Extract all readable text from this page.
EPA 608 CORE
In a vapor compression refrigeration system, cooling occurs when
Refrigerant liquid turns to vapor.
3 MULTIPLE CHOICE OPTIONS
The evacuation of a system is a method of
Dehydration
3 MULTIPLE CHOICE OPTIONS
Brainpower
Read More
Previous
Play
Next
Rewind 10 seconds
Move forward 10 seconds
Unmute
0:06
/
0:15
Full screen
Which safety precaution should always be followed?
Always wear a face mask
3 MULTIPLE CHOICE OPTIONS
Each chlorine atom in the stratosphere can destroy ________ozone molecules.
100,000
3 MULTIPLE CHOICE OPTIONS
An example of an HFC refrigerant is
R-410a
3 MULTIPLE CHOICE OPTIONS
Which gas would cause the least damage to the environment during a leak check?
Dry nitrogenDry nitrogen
*****
#### PROBLEM TO SOLVE
Pull out each line containing the word "vapor" and copy it.

#### FULL SOLUTION
In a vapor compression refrigeration system, cooling occurs when
Refrigerant liquid turns to vapor.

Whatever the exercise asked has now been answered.